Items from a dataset
^^^^^^^^

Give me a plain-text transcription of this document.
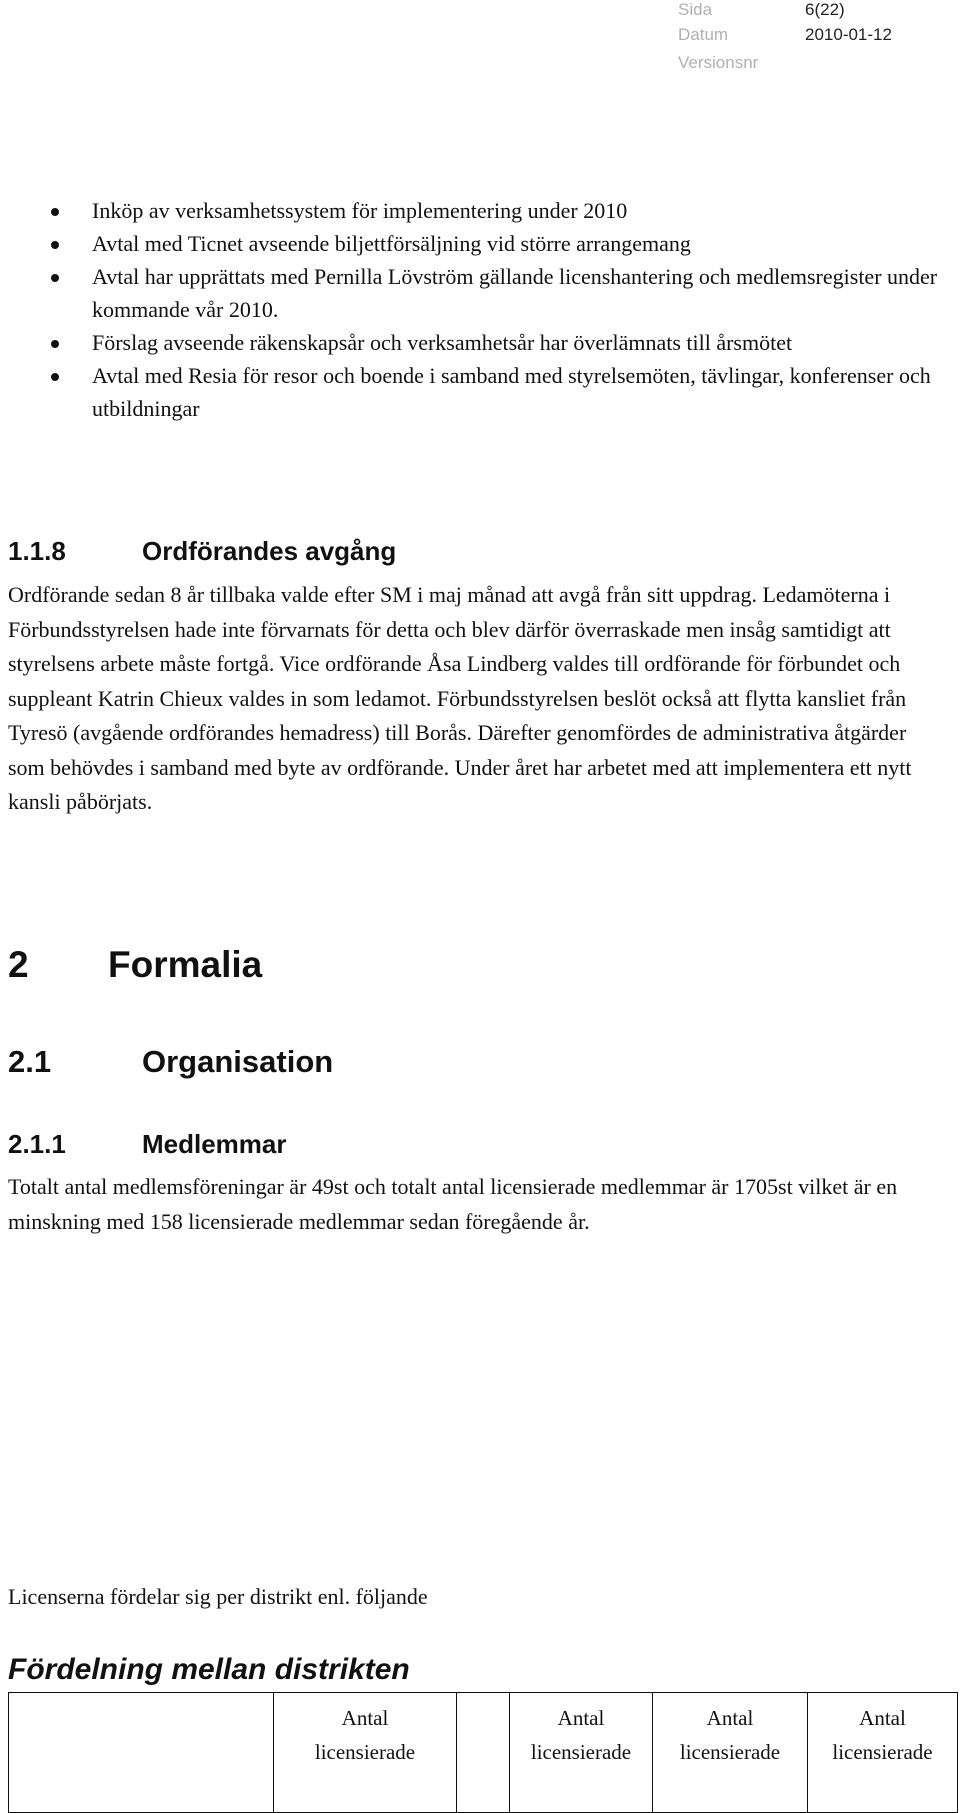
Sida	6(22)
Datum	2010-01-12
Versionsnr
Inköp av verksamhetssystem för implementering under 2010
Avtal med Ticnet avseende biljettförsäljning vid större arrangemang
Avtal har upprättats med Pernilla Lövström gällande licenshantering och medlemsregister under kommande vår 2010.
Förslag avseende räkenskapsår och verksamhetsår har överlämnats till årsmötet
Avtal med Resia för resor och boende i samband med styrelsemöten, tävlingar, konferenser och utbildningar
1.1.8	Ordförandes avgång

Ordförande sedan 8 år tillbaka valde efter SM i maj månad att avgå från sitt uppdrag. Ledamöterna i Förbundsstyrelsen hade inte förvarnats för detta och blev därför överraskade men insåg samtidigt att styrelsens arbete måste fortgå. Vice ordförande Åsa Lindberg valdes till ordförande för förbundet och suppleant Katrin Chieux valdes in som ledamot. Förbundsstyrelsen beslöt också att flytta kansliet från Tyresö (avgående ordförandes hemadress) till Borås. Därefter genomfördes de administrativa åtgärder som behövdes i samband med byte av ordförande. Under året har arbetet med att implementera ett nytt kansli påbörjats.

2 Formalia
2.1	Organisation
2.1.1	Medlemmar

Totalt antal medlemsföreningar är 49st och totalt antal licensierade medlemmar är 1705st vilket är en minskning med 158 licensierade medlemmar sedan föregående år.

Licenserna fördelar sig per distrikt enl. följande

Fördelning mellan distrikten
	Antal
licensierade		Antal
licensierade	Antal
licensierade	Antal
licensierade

^^^^^^^^

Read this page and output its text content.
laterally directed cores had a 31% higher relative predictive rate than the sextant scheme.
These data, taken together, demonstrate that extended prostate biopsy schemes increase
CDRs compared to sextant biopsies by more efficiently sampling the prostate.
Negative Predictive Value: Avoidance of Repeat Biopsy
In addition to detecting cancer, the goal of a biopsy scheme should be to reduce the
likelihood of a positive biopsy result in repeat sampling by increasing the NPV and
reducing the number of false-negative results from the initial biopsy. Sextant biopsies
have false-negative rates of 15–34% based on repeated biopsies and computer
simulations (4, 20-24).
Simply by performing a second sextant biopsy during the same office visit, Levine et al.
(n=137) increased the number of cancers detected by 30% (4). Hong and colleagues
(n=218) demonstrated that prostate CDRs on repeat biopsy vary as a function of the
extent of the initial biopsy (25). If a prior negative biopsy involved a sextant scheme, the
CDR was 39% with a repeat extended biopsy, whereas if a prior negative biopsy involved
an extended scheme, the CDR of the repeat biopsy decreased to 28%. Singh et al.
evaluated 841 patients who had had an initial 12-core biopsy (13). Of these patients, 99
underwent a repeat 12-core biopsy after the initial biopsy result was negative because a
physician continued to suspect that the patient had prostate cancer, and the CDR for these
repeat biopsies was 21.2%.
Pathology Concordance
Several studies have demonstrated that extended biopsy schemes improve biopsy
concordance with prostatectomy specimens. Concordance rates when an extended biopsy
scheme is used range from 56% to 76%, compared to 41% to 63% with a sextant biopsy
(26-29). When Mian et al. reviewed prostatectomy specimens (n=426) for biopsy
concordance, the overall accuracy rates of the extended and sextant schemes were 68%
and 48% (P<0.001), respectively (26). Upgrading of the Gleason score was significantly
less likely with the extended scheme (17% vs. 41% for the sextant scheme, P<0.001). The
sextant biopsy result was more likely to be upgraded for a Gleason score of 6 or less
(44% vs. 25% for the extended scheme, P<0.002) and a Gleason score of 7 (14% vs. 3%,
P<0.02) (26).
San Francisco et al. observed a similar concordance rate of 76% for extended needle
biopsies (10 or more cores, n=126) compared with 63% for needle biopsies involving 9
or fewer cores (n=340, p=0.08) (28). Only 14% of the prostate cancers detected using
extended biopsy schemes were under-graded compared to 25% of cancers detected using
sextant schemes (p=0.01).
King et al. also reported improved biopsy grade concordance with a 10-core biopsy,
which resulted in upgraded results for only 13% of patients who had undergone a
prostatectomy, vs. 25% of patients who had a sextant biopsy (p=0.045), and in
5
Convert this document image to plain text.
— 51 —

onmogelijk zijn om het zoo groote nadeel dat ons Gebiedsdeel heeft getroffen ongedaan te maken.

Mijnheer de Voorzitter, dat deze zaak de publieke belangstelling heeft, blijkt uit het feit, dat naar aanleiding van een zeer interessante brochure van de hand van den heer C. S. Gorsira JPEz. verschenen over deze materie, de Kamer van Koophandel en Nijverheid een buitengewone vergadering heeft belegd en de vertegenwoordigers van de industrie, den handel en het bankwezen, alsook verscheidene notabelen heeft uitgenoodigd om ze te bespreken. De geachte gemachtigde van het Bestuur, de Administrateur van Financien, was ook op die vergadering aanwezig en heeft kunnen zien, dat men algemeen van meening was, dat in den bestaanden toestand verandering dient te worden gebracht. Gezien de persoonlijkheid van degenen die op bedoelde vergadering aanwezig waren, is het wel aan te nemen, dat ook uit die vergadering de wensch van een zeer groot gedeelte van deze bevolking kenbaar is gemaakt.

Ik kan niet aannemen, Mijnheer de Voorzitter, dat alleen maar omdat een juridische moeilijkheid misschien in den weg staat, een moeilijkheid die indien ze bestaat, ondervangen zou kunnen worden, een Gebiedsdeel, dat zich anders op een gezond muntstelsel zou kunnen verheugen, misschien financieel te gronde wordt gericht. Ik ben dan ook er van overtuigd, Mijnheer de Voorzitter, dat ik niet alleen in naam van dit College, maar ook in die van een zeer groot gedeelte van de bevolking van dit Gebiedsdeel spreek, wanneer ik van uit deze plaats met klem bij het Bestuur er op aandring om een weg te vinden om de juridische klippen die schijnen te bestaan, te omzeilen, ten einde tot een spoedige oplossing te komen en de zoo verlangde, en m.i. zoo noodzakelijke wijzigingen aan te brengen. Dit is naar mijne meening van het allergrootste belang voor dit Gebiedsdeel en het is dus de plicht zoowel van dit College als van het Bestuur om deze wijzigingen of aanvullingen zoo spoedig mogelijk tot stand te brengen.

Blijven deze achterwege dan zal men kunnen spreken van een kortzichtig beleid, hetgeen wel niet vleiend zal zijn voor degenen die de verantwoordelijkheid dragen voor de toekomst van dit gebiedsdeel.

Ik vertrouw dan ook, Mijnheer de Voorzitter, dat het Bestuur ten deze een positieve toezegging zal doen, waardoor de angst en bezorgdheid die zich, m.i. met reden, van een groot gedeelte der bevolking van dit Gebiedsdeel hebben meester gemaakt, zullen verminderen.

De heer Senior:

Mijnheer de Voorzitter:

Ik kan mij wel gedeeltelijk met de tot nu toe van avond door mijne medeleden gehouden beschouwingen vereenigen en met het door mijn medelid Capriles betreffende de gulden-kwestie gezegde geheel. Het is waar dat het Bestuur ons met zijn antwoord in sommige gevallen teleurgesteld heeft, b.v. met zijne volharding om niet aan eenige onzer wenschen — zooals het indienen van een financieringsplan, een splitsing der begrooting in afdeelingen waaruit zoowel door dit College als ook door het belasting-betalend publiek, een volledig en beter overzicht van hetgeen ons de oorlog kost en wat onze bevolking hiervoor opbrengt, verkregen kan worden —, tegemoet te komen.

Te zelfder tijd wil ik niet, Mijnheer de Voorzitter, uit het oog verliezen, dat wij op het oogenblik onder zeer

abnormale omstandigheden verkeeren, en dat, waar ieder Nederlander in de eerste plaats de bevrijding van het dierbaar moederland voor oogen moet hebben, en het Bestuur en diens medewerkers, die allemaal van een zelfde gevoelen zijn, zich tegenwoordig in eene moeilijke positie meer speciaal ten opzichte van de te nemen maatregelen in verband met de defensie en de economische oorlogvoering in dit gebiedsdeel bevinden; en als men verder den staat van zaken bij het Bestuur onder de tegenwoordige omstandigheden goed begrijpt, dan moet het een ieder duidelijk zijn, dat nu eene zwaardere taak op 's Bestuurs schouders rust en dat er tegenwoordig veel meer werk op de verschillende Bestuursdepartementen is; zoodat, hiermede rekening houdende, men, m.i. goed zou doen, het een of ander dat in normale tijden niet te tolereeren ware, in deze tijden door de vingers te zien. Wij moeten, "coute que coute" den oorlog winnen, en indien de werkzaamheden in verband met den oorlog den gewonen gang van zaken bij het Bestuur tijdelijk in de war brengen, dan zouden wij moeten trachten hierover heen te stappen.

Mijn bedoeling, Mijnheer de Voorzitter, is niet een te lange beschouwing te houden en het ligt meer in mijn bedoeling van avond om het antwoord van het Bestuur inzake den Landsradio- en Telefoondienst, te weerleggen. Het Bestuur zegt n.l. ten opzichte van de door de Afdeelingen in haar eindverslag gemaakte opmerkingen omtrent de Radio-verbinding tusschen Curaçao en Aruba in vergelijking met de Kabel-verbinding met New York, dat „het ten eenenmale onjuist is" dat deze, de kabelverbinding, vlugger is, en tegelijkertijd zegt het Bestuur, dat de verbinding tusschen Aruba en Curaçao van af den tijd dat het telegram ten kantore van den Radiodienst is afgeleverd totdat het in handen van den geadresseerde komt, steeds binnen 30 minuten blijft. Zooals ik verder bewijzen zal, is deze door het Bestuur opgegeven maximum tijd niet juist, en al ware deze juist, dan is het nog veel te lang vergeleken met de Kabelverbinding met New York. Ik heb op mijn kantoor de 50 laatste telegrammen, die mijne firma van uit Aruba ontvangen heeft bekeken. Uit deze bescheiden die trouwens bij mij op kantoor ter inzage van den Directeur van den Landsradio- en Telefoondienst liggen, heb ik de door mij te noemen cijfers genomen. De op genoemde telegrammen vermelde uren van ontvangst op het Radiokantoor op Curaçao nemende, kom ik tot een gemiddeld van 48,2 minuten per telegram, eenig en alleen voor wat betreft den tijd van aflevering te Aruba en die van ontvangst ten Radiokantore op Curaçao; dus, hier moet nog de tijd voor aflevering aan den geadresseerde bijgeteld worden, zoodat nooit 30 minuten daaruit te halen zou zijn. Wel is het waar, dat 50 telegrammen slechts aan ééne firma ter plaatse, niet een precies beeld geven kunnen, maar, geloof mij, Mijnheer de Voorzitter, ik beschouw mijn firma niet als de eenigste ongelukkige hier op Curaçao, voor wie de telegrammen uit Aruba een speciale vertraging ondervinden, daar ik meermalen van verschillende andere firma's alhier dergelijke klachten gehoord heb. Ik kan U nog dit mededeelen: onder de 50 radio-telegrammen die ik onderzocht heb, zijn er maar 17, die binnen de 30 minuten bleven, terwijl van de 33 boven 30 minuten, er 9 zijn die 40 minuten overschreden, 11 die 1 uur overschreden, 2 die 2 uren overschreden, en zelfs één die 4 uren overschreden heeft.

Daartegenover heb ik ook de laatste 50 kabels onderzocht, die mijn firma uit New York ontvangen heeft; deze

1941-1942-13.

^^^^^^^^

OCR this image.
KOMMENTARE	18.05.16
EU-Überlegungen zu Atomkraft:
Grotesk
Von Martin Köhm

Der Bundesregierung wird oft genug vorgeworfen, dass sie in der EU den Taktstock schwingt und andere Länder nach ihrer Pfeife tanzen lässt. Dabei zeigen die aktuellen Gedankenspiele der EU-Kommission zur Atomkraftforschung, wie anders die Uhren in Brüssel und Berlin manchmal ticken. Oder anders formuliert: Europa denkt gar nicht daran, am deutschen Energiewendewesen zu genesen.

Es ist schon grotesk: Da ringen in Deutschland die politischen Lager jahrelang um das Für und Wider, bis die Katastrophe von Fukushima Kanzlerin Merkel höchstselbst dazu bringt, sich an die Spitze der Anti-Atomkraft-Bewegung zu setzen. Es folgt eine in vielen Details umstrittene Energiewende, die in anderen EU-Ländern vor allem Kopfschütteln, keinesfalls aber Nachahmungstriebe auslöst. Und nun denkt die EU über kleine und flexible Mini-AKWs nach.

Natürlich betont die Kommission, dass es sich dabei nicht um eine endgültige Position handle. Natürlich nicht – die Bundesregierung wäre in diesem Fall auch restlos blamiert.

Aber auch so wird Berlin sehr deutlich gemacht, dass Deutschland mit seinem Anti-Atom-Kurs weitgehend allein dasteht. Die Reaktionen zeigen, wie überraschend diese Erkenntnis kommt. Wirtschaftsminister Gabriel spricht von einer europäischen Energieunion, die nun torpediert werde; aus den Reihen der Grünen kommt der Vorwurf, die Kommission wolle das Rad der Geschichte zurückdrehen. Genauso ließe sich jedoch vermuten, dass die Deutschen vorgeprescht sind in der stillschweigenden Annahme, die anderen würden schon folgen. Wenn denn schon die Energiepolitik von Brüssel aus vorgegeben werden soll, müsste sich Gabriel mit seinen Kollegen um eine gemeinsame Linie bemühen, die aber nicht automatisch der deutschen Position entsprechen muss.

^^^^^^^^

Determine the count of lines in the data above with the string "Gleason" in them, and give that count alone.

3